TASK PROMPT: Identify all lines below that hold "المبكر" and collect them.

MATERIAL TO PROCESS:
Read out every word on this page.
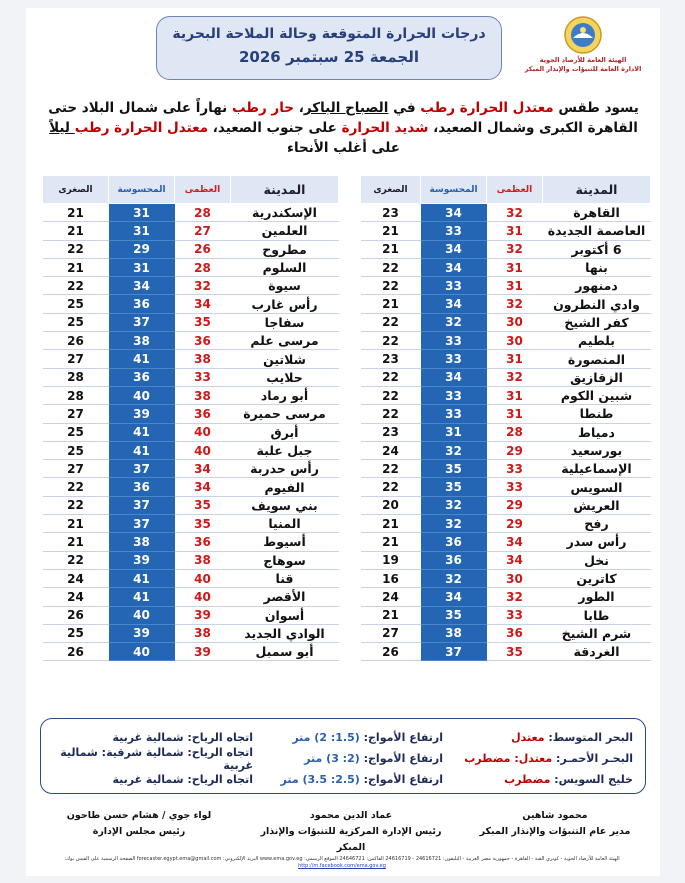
درجات الحرارة المتوقعة وحالة الملاحة البحرية
الجمعة 25 سبتمبر 2026	الهيئة العامة للأرصاد الجوية
الادارة العامة للتنبؤات والإنذار المبكر
يسود طقس معتدل الحرارة رطب في الصباح الباكر، حار رطب نهاراً على شمال البلاد حتى القاهرة الكبرى وشمال الصعيد، شديد الحرارة على جنوب الصعيد، معتدل الحرارة رطب ليلاً على أغلب الأنحاء
المدينة	العظمى	المحسوسة	الصغرى
القاهرة	32	34	23
العاصمة الجديدة	31	33	21
6 أكتوبر	32	34	21
بنها	31	34	22
دمنهور	31	33	22
وادي النطرون	32	34	21
كفر الشيخ	30	32	22
بلطيم	30	33	22
المنصورة	31	33	23
الزقازيق	32	34	22
شبين الكوم	31	33	22
طنطا	31	33	22
دمياط	28	31	23
بورسعيد	29	32	24
الإسماعيلية	33	35	22
السويس	33	35	22
العريش	29	32	20
رفح	29	32	21
رأس سدر	34	36	21
نخل	34	36	19
كاترين	30	32	16
الطور	32	34	24
طابا	33	35	21
شرم الشيخ	36	38	27
الغردقة	35	37	26
المدينة	العظمى	المحسوسة	الصغرى
الإسكندرية	28	31	21
العلمين	27	31	21
مطروح	26	29	22
السلوم	28	31	21
سيوة	32	34	22
رأس غارب	34	36	25
سفاجا	35	37	25
مرسى علم	36	38	26
شلاتين	38	41	27
حلايب	33	36	28
أبو رماد	38	40	28
مرسى حميرة	36	39	27
أبرق	40	41	25
جبل علبة	40	41	25
رأس حدربة	34	37	27
الفيوم	34	36	22
بني سويف	35	37	22
المنيا	35	37	21
أسيوط	36	38	21
سوهاج	38	39	22
قنا	40	41	24
الأقصر	40	41	24
أسوان	39	40	26
الوادي الجديد	38	39	25
أبو سمبل	39	40	26
البحر المتوسط: معتدل
ارتفاع الأمواج: (1.5: 2) متر
اتجاه الرياح: شمالية غربية
البحـر الأحمـر: معتدل: مضطرب
ارتفاع الأمواج: (2: 3) متر
اتجاه الرياح: شمالية شرقية: شمالية غربية
خليج السويس: مضطرب
ارتفاع الأمواج: (2.5: 3.5) متر
اتجاه الرياح: شمالية غربية
محمود شاهين
مدير عام التنبؤات والإنذار المبكر
عماد الدين محمود
رئيس الإدارة المركزية للتنبؤات والإنذار المبكر
لواء جوي / هشام حسن طاحون
رئيس مجلس الإدارة
الهيئة العامة للأرصاد الجوية - كوبري القبة - القاهرة - جمهورية مصر العربية - التليفون: 24616721 - 24616719 الفاكس: 24646721 الموقع الرسمي: www.ema.gov.eg البريد الإلكتروني: forecaster.egypt.ema@gmail.com الصفحة الرسمية على الفيس بوك: http://m.facebook.com/ema.gov.eg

THE RESULT:
الادارة العامة للتنبؤات والإنذار المبكر
مدير عام التنبؤات والإنذار المبكر
رئيس الإدارة المركزية للتنبؤات والإنذار المبكر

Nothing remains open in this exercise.